◆ **WHAT THE EXERCISE ASKS**:
Reproduce the data exactly and drop any pictures it holds.

Excerpt from a dataset:
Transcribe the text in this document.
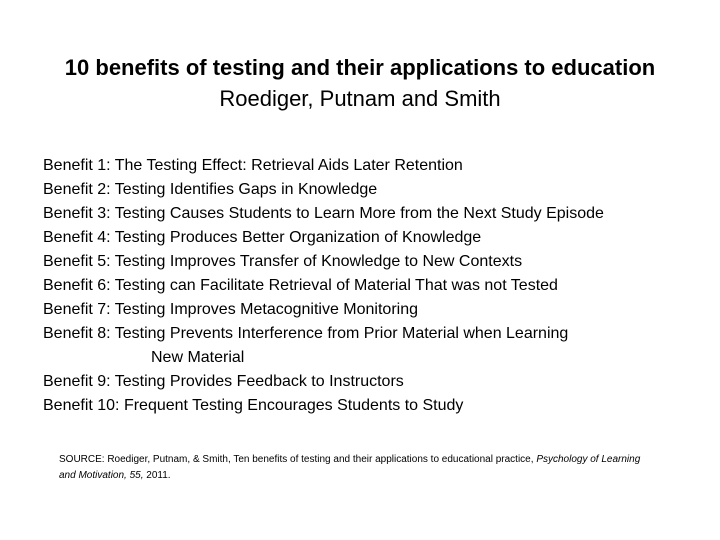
10 benefits of testing and their applications to education
Roediger, Putnam and Smith
Benefit 1: The Testing Effect: Retrieval Aids Later Retention
Benefit 2: Testing Identifies Gaps in Knowledge
Benefit 3: Testing Causes Students to Learn More from the Next Study Episode
Benefit 4: Testing Produces Better Organization of Knowledge
Benefit 5: Testing Improves Transfer of Knowledge to New Contexts
Benefit 6: Testing can Facilitate Retrieval of Material That was not Tested
Benefit 7: Testing Improves Metacognitive Monitoring
Benefit 8: Testing Prevents Interference from Prior Material when Learning
New Material
Benefit 9: Testing Provides Feedback to Instructors
Benefit 10: Frequent Testing Encourages Students to Study
SOURCE: Roediger, Putnam, & Smith, Ten benefits of testing and their applications to educational practice, Psychology of Learning and Motivation, 55, 2011.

◆ **RESPONSE BELOW**:
Transcribe the text in this document.
10 benefits of testing and their applications to education
Roediger, Putnam and Smith
Benefit 1: The Testing Effect: Retrieval Aids Later Retention
Benefit 2: Testing Identifies Gaps in Knowledge
Benefit 3: Testing Causes Students to Learn More from the Next Study Episode
Benefit 4: Testing Produces Better Organization of Knowledge
Benefit 5: Testing Improves Transfer of Knowledge to New Contexts
Benefit 6: Testing can Facilitate Retrieval of Material That was not Tested
Benefit 7: Testing Improves Metacognitive Monitoring
Benefit 8: Testing Prevents Interference from Prior Material when Learning
New Material
Benefit 9: Testing Provides Feedback to Instructors
Benefit 10: Frequent Testing Encourages Students to Study
SOURCE: Roediger, Putnam, & Smith, Ten benefits of testing and their applications to educational practice, Psychology of Learning and Motivation, 55, 2011.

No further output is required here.